Dataset items:

Begin

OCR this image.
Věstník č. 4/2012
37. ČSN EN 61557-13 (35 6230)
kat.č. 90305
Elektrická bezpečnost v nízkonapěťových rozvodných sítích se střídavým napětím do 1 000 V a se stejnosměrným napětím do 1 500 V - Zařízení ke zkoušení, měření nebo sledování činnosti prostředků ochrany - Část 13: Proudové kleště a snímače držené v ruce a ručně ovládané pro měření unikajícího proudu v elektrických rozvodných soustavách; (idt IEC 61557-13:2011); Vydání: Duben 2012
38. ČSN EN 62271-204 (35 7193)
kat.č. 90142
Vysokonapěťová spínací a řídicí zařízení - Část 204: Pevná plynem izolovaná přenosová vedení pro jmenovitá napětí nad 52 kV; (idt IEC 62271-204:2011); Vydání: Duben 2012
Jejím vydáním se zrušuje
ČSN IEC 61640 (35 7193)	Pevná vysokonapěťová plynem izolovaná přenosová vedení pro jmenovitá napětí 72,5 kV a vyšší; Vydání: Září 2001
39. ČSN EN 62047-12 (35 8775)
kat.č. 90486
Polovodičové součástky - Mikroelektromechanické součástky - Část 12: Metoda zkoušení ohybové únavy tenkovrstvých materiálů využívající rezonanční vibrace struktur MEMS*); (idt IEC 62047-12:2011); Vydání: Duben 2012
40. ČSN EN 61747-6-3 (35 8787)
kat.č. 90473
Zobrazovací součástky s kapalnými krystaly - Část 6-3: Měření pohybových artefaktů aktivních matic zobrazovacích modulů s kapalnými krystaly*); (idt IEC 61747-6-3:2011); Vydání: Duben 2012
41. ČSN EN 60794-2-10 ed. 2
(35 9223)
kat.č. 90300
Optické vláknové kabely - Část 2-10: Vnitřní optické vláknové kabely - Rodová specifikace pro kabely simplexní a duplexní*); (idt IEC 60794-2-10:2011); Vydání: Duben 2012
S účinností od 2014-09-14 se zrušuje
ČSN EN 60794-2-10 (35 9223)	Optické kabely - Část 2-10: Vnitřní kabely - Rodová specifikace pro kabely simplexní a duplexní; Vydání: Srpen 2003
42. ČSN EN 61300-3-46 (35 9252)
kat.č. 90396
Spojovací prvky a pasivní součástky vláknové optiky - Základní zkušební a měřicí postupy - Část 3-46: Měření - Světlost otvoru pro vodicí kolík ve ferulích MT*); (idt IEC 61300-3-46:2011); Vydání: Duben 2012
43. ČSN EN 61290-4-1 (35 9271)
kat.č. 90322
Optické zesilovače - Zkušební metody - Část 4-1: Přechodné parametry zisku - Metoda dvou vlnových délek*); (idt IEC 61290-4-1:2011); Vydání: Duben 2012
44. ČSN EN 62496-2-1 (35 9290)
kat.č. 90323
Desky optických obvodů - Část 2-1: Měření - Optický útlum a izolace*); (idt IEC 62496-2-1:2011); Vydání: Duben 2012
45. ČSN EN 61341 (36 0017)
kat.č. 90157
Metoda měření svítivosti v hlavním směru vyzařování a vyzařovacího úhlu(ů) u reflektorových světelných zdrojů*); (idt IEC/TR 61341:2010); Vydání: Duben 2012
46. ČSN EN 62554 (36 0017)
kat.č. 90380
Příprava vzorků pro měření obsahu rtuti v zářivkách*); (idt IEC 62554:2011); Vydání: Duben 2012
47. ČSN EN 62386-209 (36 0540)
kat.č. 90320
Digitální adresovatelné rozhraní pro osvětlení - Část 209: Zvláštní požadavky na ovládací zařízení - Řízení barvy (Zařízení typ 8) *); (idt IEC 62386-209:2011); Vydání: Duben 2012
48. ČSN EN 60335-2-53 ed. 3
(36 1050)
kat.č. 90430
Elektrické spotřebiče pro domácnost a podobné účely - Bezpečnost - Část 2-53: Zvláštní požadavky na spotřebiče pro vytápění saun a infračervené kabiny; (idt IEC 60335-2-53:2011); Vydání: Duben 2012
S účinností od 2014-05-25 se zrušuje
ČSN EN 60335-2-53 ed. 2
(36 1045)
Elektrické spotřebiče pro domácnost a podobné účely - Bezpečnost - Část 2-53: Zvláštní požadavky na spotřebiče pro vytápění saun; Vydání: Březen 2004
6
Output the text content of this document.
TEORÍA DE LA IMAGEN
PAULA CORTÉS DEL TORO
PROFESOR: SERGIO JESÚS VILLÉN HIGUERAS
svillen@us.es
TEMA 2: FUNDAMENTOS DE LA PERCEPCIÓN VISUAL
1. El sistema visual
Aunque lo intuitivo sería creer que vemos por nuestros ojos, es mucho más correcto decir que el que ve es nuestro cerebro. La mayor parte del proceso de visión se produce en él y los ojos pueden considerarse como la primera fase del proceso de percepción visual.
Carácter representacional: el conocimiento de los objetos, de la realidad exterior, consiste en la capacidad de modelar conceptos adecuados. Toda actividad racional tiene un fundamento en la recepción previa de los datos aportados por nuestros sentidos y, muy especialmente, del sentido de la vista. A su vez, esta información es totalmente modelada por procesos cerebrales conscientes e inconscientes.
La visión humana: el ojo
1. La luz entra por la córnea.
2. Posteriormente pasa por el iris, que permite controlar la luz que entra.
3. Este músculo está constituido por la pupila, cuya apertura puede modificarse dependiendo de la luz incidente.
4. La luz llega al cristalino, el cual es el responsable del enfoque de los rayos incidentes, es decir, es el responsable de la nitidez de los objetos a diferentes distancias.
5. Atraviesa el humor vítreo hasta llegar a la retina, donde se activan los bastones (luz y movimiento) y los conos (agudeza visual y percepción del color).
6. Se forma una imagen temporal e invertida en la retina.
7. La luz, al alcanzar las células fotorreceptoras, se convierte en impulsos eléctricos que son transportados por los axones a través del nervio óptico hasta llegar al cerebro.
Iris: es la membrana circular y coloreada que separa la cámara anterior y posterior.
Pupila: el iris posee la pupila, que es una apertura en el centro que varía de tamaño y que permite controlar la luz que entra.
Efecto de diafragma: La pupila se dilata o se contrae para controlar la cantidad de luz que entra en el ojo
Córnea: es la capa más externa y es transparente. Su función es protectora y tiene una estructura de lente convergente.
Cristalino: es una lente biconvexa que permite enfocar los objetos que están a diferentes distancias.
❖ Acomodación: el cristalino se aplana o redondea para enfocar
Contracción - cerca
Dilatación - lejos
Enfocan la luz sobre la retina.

End

-- Aim of the exercise --
Copy all of the data. Keep every word exactly as it is.

-- Answer to the problem --
OCR this image.
Věstník č. 4/2012
37. ČSN EN 61557-13 (35 6230)
kat.č. 90305
Elektrická bezpečnost v nízkonapěťových rozvodných sítích se střídavým napětím do 1 000 V a se stejnosměrným napětím do 1 500 V - Zařízení ke zkoušení, měření nebo sledování činnosti prostředků ochrany - Část 13: Proudové kleště a snímače držené v ruce a ručně ovládané pro měření unikajícího proudu v elektrických rozvodných soustavách; (idt IEC 61557-13:2011); Vydání: Duben 2012
38. ČSN EN 62271-204 (35 7193)
kat.č. 90142
Vysokonapěťová spínací a řídicí zařízení - Část 204: Pevná plynem izolovaná přenosová vedení pro jmenovitá napětí nad 52 kV; (idt IEC 62271-204:2011); Vydání: Duben 2012
Jejím vydáním se zrušuje
ČSN IEC 61640 (35 7193)	Pevná vysokonapěťová plynem izolovaná přenosová vedení pro jmenovitá napětí 72,5 kV a vyšší; Vydání: Září 2001
39. ČSN EN 62047-12 (35 8775)
kat.č. 90486
Polovodičové součástky - Mikroelektromechanické součástky - Část 12: Metoda zkoušení ohybové únavy tenkovrstvých materiálů využívající rezonanční vibrace struktur MEMS*); (idt IEC 62047-12:2011); Vydání: Duben 2012
40. ČSN EN 61747-6-3 (35 8787)
kat.č. 90473
Zobrazovací součástky s kapalnými krystaly - Část 6-3: Měření pohybových artefaktů aktivních matic zobrazovacích modulů s kapalnými krystaly*); (idt IEC 61747-6-3:2011); Vydání: Duben 2012
41. ČSN EN 60794-2-10 ed. 2
(35 9223)
kat.č. 90300
Optické vláknové kabely - Část 2-10: Vnitřní optické vláknové kabely - Rodová specifikace pro kabely simplexní a duplexní*); (idt IEC 60794-2-10:2011); Vydání: Duben 2012
S účinností od 2014-09-14 se zrušuje
ČSN EN 60794-2-10 (35 9223)	Optické kabely - Část 2-10: Vnitřní kabely - Rodová specifikace pro kabely simplexní a duplexní; Vydání: Srpen 2003
42. ČSN EN 61300-3-46 (35 9252)
kat.č. 90396
Spojovací prvky a pasivní součástky vláknové optiky - Základní zkušební a měřicí postupy - Část 3-46: Měření - Světlost otvoru pro vodicí kolík ve ferulích MT*); (idt IEC 61300-3-46:2011); Vydání: Duben 2012
43. ČSN EN 61290-4-1 (35 9271)
kat.č. 90322
Optické zesilovače - Zkušební metody - Část 4-1: Přechodné parametry zisku - Metoda dvou vlnových délek*); (idt IEC 61290-4-1:2011); Vydání: Duben 2012
44. ČSN EN 62496-2-1 (35 9290)
kat.č. 90323
Desky optických obvodů - Část 2-1: Měření - Optický útlum a izolace*); (idt IEC 62496-2-1:2011); Vydání: Duben 2012
45. ČSN EN 61341 (36 0017)
kat.č. 90157
Metoda měření svítivosti v hlavním směru vyzařování a vyzařovacího úhlu(ů) u reflektorových světelných zdrojů*); (idt IEC/TR 61341:2010); Vydání: Duben 2012
46. ČSN EN 62554 (36 0017)
kat.č. 90380
Příprava vzorků pro měření obsahu rtuti v zářivkách*); (idt IEC 62554:2011); Vydání: Duben 2012
47. ČSN EN 62386-209 (36 0540)
kat.č. 90320
Digitální adresovatelné rozhraní pro osvětlení - Část 209: Zvláštní požadavky na ovládací zařízení - Řízení barvy (Zařízení typ 8) *); (idt IEC 62386-209:2011); Vydání: Duben 2012
48. ČSN EN 60335-2-53 ed. 3
(36 1050)
kat.č. 90430
Elektrické spotřebiče pro domácnost a podobné účely - Bezpečnost - Část 2-53: Zvláštní požadavky na spotřebiče pro vytápění saun a infračervené kabiny; (idt IEC 60335-2-53:2011); Vydání: Duben 2012
S účinností od 2014-05-25 se zrušuje
ČSN EN 60335-2-53 ed. 2
(36 1045)
Elektrické spotřebiče pro domácnost a podobné účely - Bezpečnost - Část 2-53: Zvláštní požadavky na spotřebiče pro vytápění saun; Vydání: Březen 2004
6
Output the text content of this document.
TEORÍA DE LA IMAGEN
PAULA CORTÉS DEL TORO
PROFESOR: SERGIO JESÚS VILLÉN HIGUERAS
svillen@us.es
TEMA 2: FUNDAMENTOS DE LA PERCEPCIÓN VISUAL
1. El sistema visual
Aunque lo intuitivo sería creer que vemos por nuestros ojos, es mucho más correcto decir que el que ve es nuestro cerebro. La mayor parte del proceso de visión se produce en él y los ojos pueden considerarse como la primera fase del proceso de percepción visual.
Carácter representacional: el conocimiento de los objetos, de la realidad exterior, consiste en la capacidad de modelar conceptos adecuados. Toda actividad racional tiene un fundamento en la recepción previa de los datos aportados por nuestros sentidos y, muy especialmente, del sentido de la vista. A su vez, esta información es totalmente modelada por procesos cerebrales conscientes e inconscientes.
La visión humana: el ojo
1. La luz entra por la córnea.
2. Posteriormente pasa por el iris, que permite controlar la luz que entra.
3. Este músculo está constituido por la pupila, cuya apertura puede modificarse dependiendo de la luz incidente.
4. La luz llega al cristalino, el cual es el responsable del enfoque de los rayos incidentes, es decir, es el responsable de la nitidez de los objetos a diferentes distancias.
5. Atraviesa el humor vítreo hasta llegar a la retina, donde se activan los bastones (luz y movimiento) y los conos (agudeza visual y percepción del color).
6. Se forma una imagen temporal e invertida en la retina.
7. La luz, al alcanzar las células fotorreceptoras, se convierte en impulsos eléctricos que son transportados por los axones a través del nervio óptico hasta llegar al cerebro.
Iris: es la membrana circular y coloreada que separa la cámara anterior y posterior.
Pupila: el iris posee la pupila, que es una apertura en el centro que varía de tamaño y que permite controlar la luz que entra.
Efecto de diafragma: La pupila se dilata o se contrae para controlar la cantidad de luz que entra en el ojo
Córnea: es la capa más externa y es transparente. Su función es protectora y tiene una estructura de lente convergente.
Cristalino: es una lente biconvexa que permite enfocar los objetos que están a diferentes distancias.
❖ Acomodación: el cristalino se aplana o redondea para enfocar
Contracción - cerca
Dilatación - lejos
Enfocan la luz sobre la retina.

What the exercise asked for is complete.